- [Objective]: Could you output each line of the data that follows exactly?
%%
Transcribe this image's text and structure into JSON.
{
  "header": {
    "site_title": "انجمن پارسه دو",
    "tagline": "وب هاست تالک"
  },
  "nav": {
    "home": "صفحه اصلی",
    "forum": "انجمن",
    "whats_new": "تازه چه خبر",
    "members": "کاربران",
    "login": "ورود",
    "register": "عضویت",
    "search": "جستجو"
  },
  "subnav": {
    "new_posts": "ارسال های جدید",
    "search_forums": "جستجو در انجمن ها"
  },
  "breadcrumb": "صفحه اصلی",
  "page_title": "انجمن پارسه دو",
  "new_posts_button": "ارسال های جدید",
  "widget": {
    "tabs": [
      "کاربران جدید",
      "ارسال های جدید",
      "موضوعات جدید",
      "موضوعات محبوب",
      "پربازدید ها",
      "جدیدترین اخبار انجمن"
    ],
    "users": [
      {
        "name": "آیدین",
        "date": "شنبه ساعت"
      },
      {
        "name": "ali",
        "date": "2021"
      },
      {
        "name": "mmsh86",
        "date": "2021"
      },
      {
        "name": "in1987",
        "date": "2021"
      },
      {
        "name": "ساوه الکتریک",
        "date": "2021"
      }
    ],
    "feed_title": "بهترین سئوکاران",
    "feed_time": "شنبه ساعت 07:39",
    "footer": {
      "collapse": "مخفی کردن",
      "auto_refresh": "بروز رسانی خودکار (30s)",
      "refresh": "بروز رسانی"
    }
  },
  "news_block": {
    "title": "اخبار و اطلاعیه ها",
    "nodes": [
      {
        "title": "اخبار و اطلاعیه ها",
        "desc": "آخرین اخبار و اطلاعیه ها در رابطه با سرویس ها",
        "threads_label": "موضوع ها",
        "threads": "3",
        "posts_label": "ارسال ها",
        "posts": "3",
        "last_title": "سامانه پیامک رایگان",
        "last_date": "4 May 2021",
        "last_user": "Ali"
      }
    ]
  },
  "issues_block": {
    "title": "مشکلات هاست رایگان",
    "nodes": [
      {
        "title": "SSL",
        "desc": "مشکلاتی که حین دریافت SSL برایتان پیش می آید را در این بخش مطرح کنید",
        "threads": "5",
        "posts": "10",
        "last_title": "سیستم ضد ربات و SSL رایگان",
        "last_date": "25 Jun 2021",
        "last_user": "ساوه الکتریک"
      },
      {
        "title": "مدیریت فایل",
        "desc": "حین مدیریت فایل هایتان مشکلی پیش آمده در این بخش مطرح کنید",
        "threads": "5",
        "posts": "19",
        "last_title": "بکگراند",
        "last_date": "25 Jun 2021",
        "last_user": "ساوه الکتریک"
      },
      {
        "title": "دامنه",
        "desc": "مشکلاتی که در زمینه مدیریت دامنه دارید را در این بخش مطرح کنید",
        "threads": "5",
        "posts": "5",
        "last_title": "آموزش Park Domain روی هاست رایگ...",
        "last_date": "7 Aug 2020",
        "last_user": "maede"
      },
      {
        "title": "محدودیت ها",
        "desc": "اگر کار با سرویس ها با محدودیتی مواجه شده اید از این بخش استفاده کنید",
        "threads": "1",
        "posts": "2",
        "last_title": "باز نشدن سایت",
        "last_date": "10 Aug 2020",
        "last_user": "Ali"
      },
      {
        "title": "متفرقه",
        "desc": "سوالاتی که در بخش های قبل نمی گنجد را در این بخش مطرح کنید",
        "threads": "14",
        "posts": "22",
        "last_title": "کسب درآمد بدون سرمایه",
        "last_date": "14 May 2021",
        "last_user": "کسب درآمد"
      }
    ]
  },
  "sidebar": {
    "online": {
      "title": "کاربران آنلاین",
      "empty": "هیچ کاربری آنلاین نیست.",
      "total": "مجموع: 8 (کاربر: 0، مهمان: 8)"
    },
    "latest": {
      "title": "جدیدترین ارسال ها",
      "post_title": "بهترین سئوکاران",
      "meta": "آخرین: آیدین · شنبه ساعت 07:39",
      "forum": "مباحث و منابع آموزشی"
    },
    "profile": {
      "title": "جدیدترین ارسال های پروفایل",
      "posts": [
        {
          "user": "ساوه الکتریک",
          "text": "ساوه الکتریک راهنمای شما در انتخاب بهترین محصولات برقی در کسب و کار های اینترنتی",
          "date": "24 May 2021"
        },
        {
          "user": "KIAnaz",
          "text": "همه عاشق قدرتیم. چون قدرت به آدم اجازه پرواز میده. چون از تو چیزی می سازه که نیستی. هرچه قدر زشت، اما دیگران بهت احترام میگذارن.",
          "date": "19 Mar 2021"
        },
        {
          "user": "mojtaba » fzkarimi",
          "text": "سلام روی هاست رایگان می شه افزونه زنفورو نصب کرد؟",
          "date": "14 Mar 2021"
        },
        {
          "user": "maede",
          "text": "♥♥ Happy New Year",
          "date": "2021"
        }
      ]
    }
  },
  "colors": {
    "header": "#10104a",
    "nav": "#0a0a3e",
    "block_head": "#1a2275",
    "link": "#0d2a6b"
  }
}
%%
- [Worked solution]:
Transcribe this image's text and structure into JSON.
{
  "header": {
    "site_title": "انجمن پارسه دو",
    "tagline": "وب هاست تالک"
  },
  "nav": {
    "home": "صفحه اصلی",
    "forum": "انجمن",
    "whats_new": "تازه چه خبر",
    "members": "کاربران",
    "login": "ورود",
    "register": "عضویت",
    "search": "جستجو"
  },
  "subnav": {
    "new_posts": "ارسال های جدید",
    "search_forums": "جستجو در انجمن ها"
  },
  "breadcrumb": "صفحه اصلی",
  "page_title": "انجمن پارسه دو",
  "new_posts_button": "ارسال های جدید",
  "widget": {
    "tabs": [
      "کاربران جدید",
      "ارسال های جدید",
      "موضوعات جدید",
      "موضوعات محبوب",
      "پربازدید ها",
      "جدیدترین اخبار انجمن"
    ],
    "users": [
      {
        "name": "آیدین",
        "date": "شنبه ساعت"
      },
      {
        "name": "ali",
        "date": "2021"
      },
      {
        "name": "mmsh86",
        "date": "2021"
      },
      {
        "name": "in1987",
        "date": "2021"
      },
      {
        "name": "ساوه الکتریک",
        "date": "2021"
      }
    ],
    "feed_title": "بهترین سئوکاران",
    "feed_time": "شنبه ساعت 07:39",
    "footer": {
      "collapse": "مخفی کردن",
      "auto_refresh": "بروز رسانی خودکار (30s)",
      "refresh": "بروز رسانی"
    }
  },
  "news_block": {
    "title": "اخبار و اطلاعیه ها",
    "nodes": [
      {
        "title": "اخبار و اطلاعیه ها",
        "desc": "آخرین اخبار و اطلاعیه ها در رابطه با سرویس ها",
        "threads_label": "موضوع ها",
        "threads": "3",
        "posts_label": "ارسال ها",
        "posts": "3",
        "last_title": "سامانه پیامک رایگان",
        "last_date": "4 May 2021",
        "last_user": "Ali"
      }
    ]
  },
  "issues_block": {
    "title": "مشکلات هاست رایگان",
    "nodes": [
      {
        "title": "SSL",
        "desc": "مشکلاتی که حین دریافت SSL برایتان پیش می آید را در این بخش مطرح کنید",
        "threads": "5",
        "posts": "10",
        "last_title": "سیستم ضد ربات و SSL رایگان",
        "last_date": "25 Jun 2021",
        "last_user": "ساوه الکتریک"
      },
      {
        "title": "مدیریت فایل",
        "desc": "حین مدیریت فایل هایتان مشکلی پیش آمده در این بخش مطرح کنید",
        "threads": "5",
        "posts": "19",
        "last_title": "بکگراند",
        "last_date": "25 Jun 2021",
        "last_user": "ساوه الکتریک"
      },
      {
        "title": "دامنه",
        "desc": "مشکلاتی که در زمینه مدیریت دامنه دارید را در این بخش مطرح کنید",
        "threads": "5",
        "posts": "5",
        "last_title": "آموزش Park Domain روی هاست رایگ...",
        "last_date": "7 Aug 2020",
        "last_user": "maede"
      },
      {
        "title": "محدودیت ها",
        "desc": "اگر کار با سرویس ها با محدودیتی مواجه شده اید از این بخش استفاده کنید",
        "threads": "1",
        "posts": "2",
        "last_title": "باز نشدن سایت",
        "last_date": "10 Aug 2020",
        "last_user": "Ali"
      },
      {
        "title": "متفرقه",
        "desc": "سوالاتی که در بخش های قبل نمی گنجد را در این بخش مطرح کنید",
        "threads": "14",
        "posts": "22",
        "last_title": "کسب درآمد بدون سرمایه",
        "last_date": "14 May 2021",
        "last_user": "کسب درآمد"
      }
    ]
  },
  "sidebar": {
    "online": {
      "title": "کاربران آنلاین",
      "empty": "هیچ کاربری آنلاین نیست.",
      "total": "مجموع: 8 (کاربر: 0، مهمان: 8)"
    },
    "latest": {
      "title": "جدیدترین ارسال ها",
      "post_title": "بهترین سئوکاران",
      "meta": "آخرین: آیدین · شنبه ساعت 07:39",
      "forum": "مباحث و منابع آموزشی"
    },
    "profile": {
      "title": "جدیدترین ارسال های پروفایل",
      "posts": [
        {
          "user": "ساوه الکتریک",
          "text": "ساوه الکتریک راهنمای شما در انتخاب بهترین محصولات برقی در کسب و کار های اینترنتی",
          "date": "24 May 2021"
        },
        {
          "user": "KIAnaz",
          "text": "همه عاشق قدرتیم. چون قدرت به آدم اجازه پرواز میده. چون از تو چیزی می سازه که نیستی. هرچه قدر زشت، اما دیگران بهت احترام میگذارن.",
          "date": "19 Mar 2021"
        },
        {
          "user": "mojtaba » fzkarimi",
          "text": "سلام روی هاست رایگان می شه افزونه زنفورو نصب کرد؟",
          "date": "14 Mar 2021"
        },
        {
          "user": "maede",
          "text": "♥♥ Happy New Year",
          "date": "2021"
        }
      ]
    }
  },
  "colors": {
    "header": "#10104a",
    "nav": "#0a0a3e",
    "block_head": "#1a2275",
    "link": "#0d2a6b"
  }
}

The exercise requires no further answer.